* LISTING

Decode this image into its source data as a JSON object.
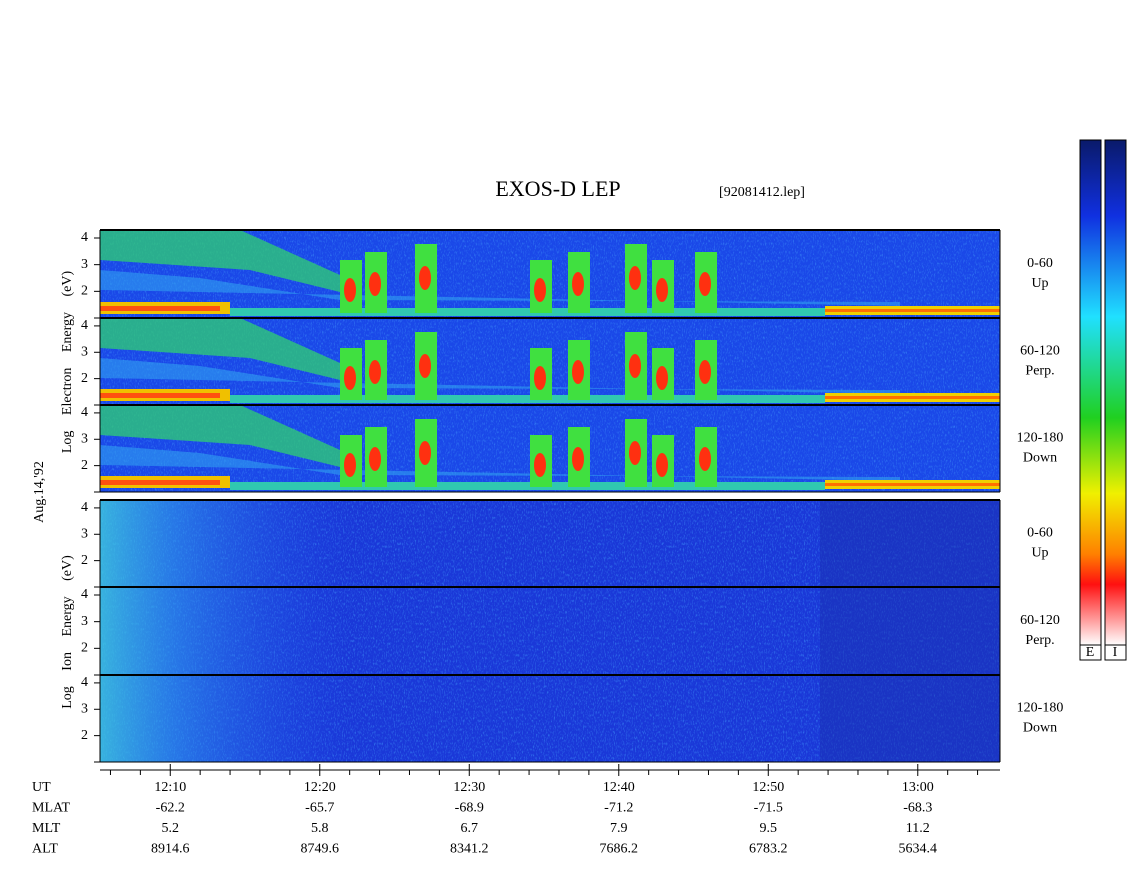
{
  "title": "EXOS-D LEP",
  "file": "[92081412.lep]",
  "date": "Aug.14,'92",
  "electron_label": "Log Electron Energy (eV)",
  "ion_label": "Log Ion Energy (eV)",
  "energy_axis": {
    "ylim": [
      1,
      4.3
    ],
    "yticks": [
      2,
      3,
      4
    ]
  },
  "panels": [
    {
      "species": "electron",
      "angle": "0-60",
      "direction": "Up"
    },
    {
      "species": "electron",
      "angle": "60-120",
      "direction": "Perp."
    },
    {
      "species": "electron",
      "angle": "120-180",
      "direction": "Down"
    },
    {
      "species": "ion",
      "angle": "0-60",
      "direction": "Up"
    },
    {
      "species": "ion",
      "angle": "60-120",
      "direction": "Perp."
    },
    {
      "species": "ion",
      "angle": "120-180",
      "direction": "Down"
    }
  ],
  "time_axis": {
    "xlim": [
      5.3,
      65.5
    ],
    "ticks": [
      {
        "value": 10,
        "label": "12:10"
      },
      {
        "value": 20,
        "label": "12:20"
      },
      {
        "value": 30,
        "label": "12:30"
      },
      {
        "value": 40,
        "label": "12:40"
      },
      {
        "value": 50,
        "label": "12:50"
      },
      {
        "value": 60,
        "label": "13:00"
      }
    ],
    "minor_ticks": [
      6,
      8,
      12,
      14,
      16,
      18,
      22,
      24,
      26,
      28,
      32,
      34,
      36,
      38,
      42,
      44,
      46,
      48,
      52,
      54,
      56,
      58,
      62,
      64
    ]
  },
  "ephemeris": {
    "rows": [
      {
        "name": "UT"
      },
      {
        "name": "MLAT",
        "values": [
          "-62.2",
          "-65.7",
          "-68.9",
          "-71.2",
          "-71.5",
          "-68.3"
        ]
      },
      {
        "name": "MLT",
        "values": [
          "5.2",
          "5.8",
          "6.7",
          "7.9",
          "9.5",
          "11.2"
        ]
      },
      {
        "name": "ALT",
        "values": [
          "8914.6",
          "8749.6",
          "8341.2",
          "7686.2",
          "6783.2",
          "5634.4"
        ]
      }
    ]
  },
  "colorbar": {
    "labels": [
      "E",
      "I"
    ]
  }
}
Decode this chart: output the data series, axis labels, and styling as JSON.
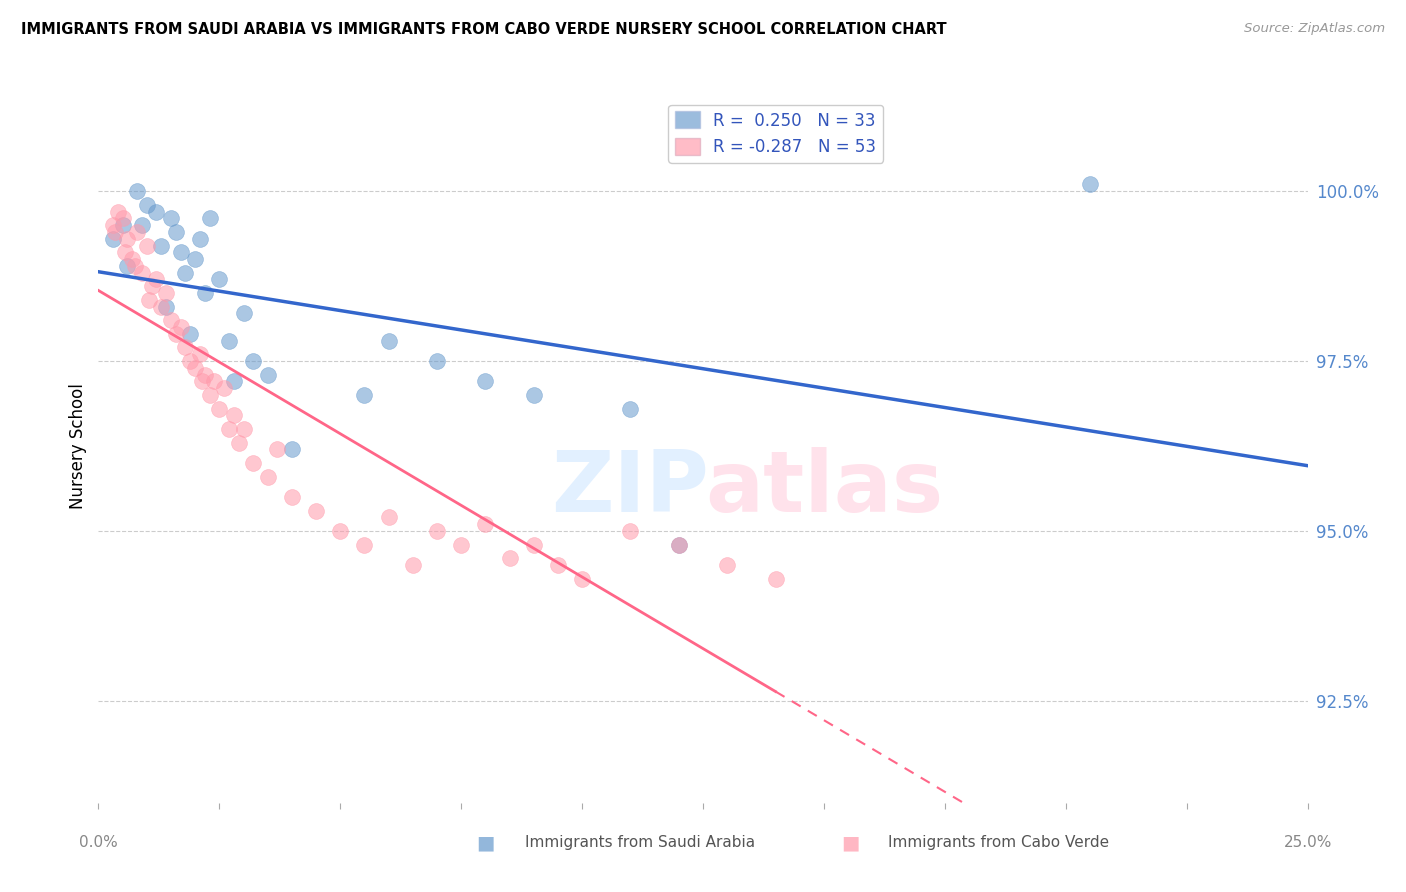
{
  "title": "IMMIGRANTS FROM SAUDI ARABIA VS IMMIGRANTS FROM CABO VERDE NURSERY SCHOOL CORRELATION CHART",
  "source": "Source: ZipAtlas.com",
  "ylabel": "Nursery School",
  "y_ticks": [
    92.5,
    95.0,
    97.5,
    100.0
  ],
  "y_tick_labels": [
    "92.5%",
    "95.0%",
    "97.5%",
    "100.0%"
  ],
  "xlim": [
    0.0,
    25.0
  ],
  "ylim": [
    91.0,
    101.5
  ],
  "R_blue": 0.25,
  "N_blue": 33,
  "R_pink": -0.287,
  "N_pink": 53,
  "legend_label_blue": "Immigrants from Saudi Arabia",
  "legend_label_pink": "Immigrants from Cabo Verde",
  "blue_color": "#6699CC",
  "pink_color": "#FF99AA",
  "blue_line_color": "#3366CC",
  "pink_line_color": "#FF6688",
  "blue_scatter_x": [
    0.5,
    0.8,
    1.0,
    1.2,
    1.3,
    1.5,
    1.6,
    1.7,
    1.8,
    2.0,
    2.1,
    2.2,
    2.3,
    2.5,
    2.7,
    3.0,
    3.2,
    3.5,
    5.5,
    6.0,
    7.0,
    8.0,
    9.0,
    11.0,
    12.0,
    0.3,
    0.6,
    0.9,
    1.4,
    1.9,
    2.8,
    4.0,
    20.5
  ],
  "blue_scatter_y": [
    99.5,
    100.0,
    99.8,
    99.7,
    99.2,
    99.6,
    99.4,
    99.1,
    98.8,
    99.0,
    99.3,
    98.5,
    99.6,
    98.7,
    97.8,
    98.2,
    97.5,
    97.3,
    97.0,
    97.8,
    97.5,
    97.2,
    97.0,
    96.8,
    94.8,
    99.3,
    98.9,
    99.5,
    98.3,
    97.9,
    97.2,
    96.2,
    100.1
  ],
  "pink_scatter_x": [
    0.3,
    0.4,
    0.5,
    0.6,
    0.7,
    0.8,
    0.9,
    1.0,
    1.1,
    1.2,
    1.3,
    1.4,
    1.5,
    1.6,
    1.7,
    1.8,
    1.9,
    2.0,
    2.1,
    2.2,
    2.3,
    2.4,
    2.5,
    2.6,
    2.7,
    2.8,
    2.9,
    3.0,
    3.2,
    3.5,
    3.7,
    4.0,
    4.5,
    5.0,
    5.5,
    6.0,
    6.5,
    7.0,
    7.5,
    8.0,
    8.5,
    9.0,
    9.5,
    10.0,
    11.0,
    12.0,
    13.0,
    14.0,
    0.35,
    0.55,
    0.75,
    1.05,
    2.15
  ],
  "pink_scatter_y": [
    99.5,
    99.7,
    99.6,
    99.3,
    99.0,
    99.4,
    98.8,
    99.2,
    98.6,
    98.7,
    98.3,
    98.5,
    98.1,
    97.9,
    98.0,
    97.7,
    97.5,
    97.4,
    97.6,
    97.3,
    97.0,
    97.2,
    96.8,
    97.1,
    96.5,
    96.7,
    96.3,
    96.5,
    96.0,
    95.8,
    96.2,
    95.5,
    95.3,
    95.0,
    94.8,
    95.2,
    94.5,
    95.0,
    94.8,
    95.1,
    94.6,
    94.8,
    94.5,
    94.3,
    95.0,
    94.8,
    94.5,
    94.3,
    99.4,
    99.1,
    98.9,
    98.4,
    97.2
  ],
  "pink_solid_end_x": 14.0
}
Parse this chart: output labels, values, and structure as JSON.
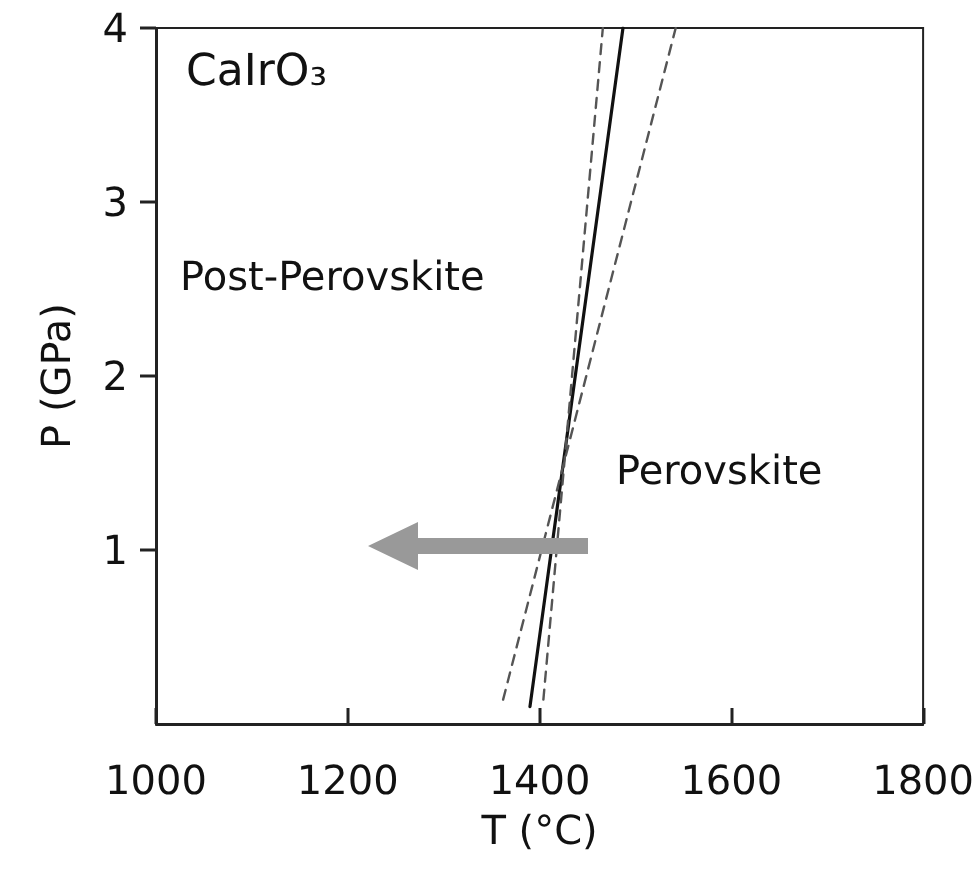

* PROBLEM
Print the whole listing above once more, word for word, without its pictures.

* REPLY TO THE TASK
Decode this image into its source data as a JSON object.
{
  "title": "EXOS-D LEP",
  "file": "[92081412.lep]",
  "date": "Aug.14,'92",
  "electron_label": "Log Electron Energy (eV)",
  "ion_label": "Log Ion Energy (eV)",
  "energy_axis": {
    "ylim": [
      1,
      4.3
    ],
    "yticks": [
      2,
      3,
      4
    ]
  },
  "panels": [
    {
      "species": "electron",
      "angle": "0-60",
      "direction": "Up"
    },
    {
      "species": "electron",
      "angle": "60-120",
      "direction": "Perp."
    },
    {
      "species": "electron",
      "angle": "120-180",
      "direction": "Down"
    },
    {
      "species": "ion",
      "angle": "0-60",
      "direction": "Up"
    },
    {
      "species": "ion",
      "angle": "60-120",
      "direction": "Perp."
    },
    {
      "species": "ion",
      "angle": "120-180",
      "direction": "Down"
    }
  ],
  "time_axis": {
    "xlim": [
      5.3,
      65.5
    ],
    "ticks": [
      {
        "value": 10,
        "label": "12:10"
      },
      {
        "value": 20,
        "label": "12:20"
      },
      {
        "value": 30,
        "label": "12:30"
      },
      {
        "value": 40,
        "label": "12:40"
      },
      {
        "value": 50,
        "label": "12:50"
      },
      {
        "value": 60,
        "label": "13:00"
      }
    ],
    "minor_ticks": [
      6,
      8,
      12,
      14,
      16,
      18,
      22,
      24,
      26,
      28,
      32,
      34,
      36,
      38,
      42,
      44,
      46,
      48,
      52,
      54,
      56,
      58,
      62,
      64
    ]
  },
  "ephemeris": {
    "rows": [
      {
        "name": "UT"
      },
      {
        "name": "MLAT",
        "values": [
          "-62.2",
          "-65.7",
          "-68.9",
          "-71.2",
          "-71.5",
          "-68.3"
        ]
      },
      {
        "name": "MLT",
        "values": [
          "5.2",
          "5.8",
          "6.7",
          "7.9",
          "9.5",
          "11.2"
        ]
      },
      {
        "name": "ALT",
        "values": [
          "8914.6",
          "8749.6",
          "8341.2",
          "7686.2",
          "6783.2",
          "5634.4"
        ]
      }
    ]
  },
  "colorbar": {
    "labels": [
      "E",
      "I"
    ]
  }
}
Decode this chart: output the data series, axis labels, and styling as JSON.
{
  "title": "IMMIGRANTS FROM SAUDI ARABIA VS IMMIGRANTS FROM CABO VERDE NURSERY SCHOOL CORRELATION CHART",
  "source": "Source: ZipAtlas.com",
  "ylabel": "Nursery School",
  "y_ticks": [
    92.5,
    95.0,
    97.5,
    100.0
  ],
  "y_tick_labels": [
    "92.5%",
    "95.0%",
    "97.5%",
    "100.0%"
  ],
  "xlim": [
    0.0,
    25.0
  ],
  "ylim": [
    91.0,
    101.5
  ],
  "R_blue": 0.25,
  "N_blue": 33,
  "R_pink": -0.287,
  "N_pink": 53,
  "legend_label_blue": "Immigrants from Saudi Arabia",
  "legend_label_pink": "Immigrants from Cabo Verde",
  "blue_color": "#6699CC",
  "pink_color": "#FF99AA",
  "blue_line_color": "#3366CC",
  "pink_line_color": "#FF6688",
  "blue_scatter_x": [
    0.5,
    0.8,
    1.0,
    1.2,
    1.3,
    1.5,
    1.6,
    1.7,
    1.8,
    2.0,
    2.1,
    2.2,
    2.3,
    2.5,
    2.7,
    3.0,
    3.2,
    3.5,
    5.5,
    6.0,
    7.0,
    8.0,
    9.0,
    11.0,
    12.0,
    0.3,
    0.6,
    0.9,
    1.4,
    1.9,
    2.8,
    4.0,
    20.5
  ],
  "blue_scatter_y": [
    99.5,
    100.0,
    99.8,
    99.7,
    99.2,
    99.6,
    99.4,
    99.1,
    98.8,
    99.0,
    99.3,
    98.5,
    99.6,
    98.7,
    97.8,
    98.2,
    97.5,
    97.3,
    97.0,
    97.8,
    97.5,
    97.2,
    97.0,
    96.8,
    94.8,
    99.3,
    98.9,
    99.5,
    98.3,
    97.9,
    97.2,
    96.2,
    100.1
  ],
  "pink_scatter_x": [
    0.3,
    0.4,
    0.5,
    0.6,
    0.7,
    0.8,
    0.9,
    1.0,
    1.1,
    1.2,
    1.3,
    1.4,
    1.5,
    1.6,
    1.7,
    1.8,
    1.9,
    2.0,
    2.1,
    2.2,
    2.3,
    2.4,
    2.5,
    2.6,
    2.7,
    2.8,
    2.9,
    3.0,
    3.2,
    3.5,
    3.7,
    4.0,
    4.5,
    5.0,
    5.5,
    6.0,
    6.5,
    7.0,
    7.5,
    8.0,
    8.5,
    9.0,
    9.5,
    10.0,
    11.0,
    12.0,
    13.0,
    14.0,
    0.35,
    0.55,
    0.75,
    1.05,
    2.15
  ],
  "pink_scatter_y": [
    99.5,
    99.7,
    99.6,
    99.3,
    99.0,
    99.4,
    98.8,
    99.2,
    98.6,
    98.7,
    98.3,
    98.5,
    98.1,
    97.9,
    98.0,
    97.7,
    97.5,
    97.4,
    97.6,
    97.3,
    97.0,
    97.2,
    96.8,
    97.1,
    96.5,
    96.7,
    96.3,
    96.5,
    96.0,
    95.8,
    96.2,
    95.5,
    95.3,
    95.0,
    94.8,
    95.2,
    94.5,
    95.0,
    94.8,
    95.1,
    94.6,
    94.8,
    94.5,
    94.3,
    95.0,
    94.8,
    94.5,
    94.3,
    99.4,
    99.1,
    98.9,
    98.4,
    97.2
  ],
  "pink_solid_end_x": 14.0
}
Parse this chart: output labels, values, and structure as JSON.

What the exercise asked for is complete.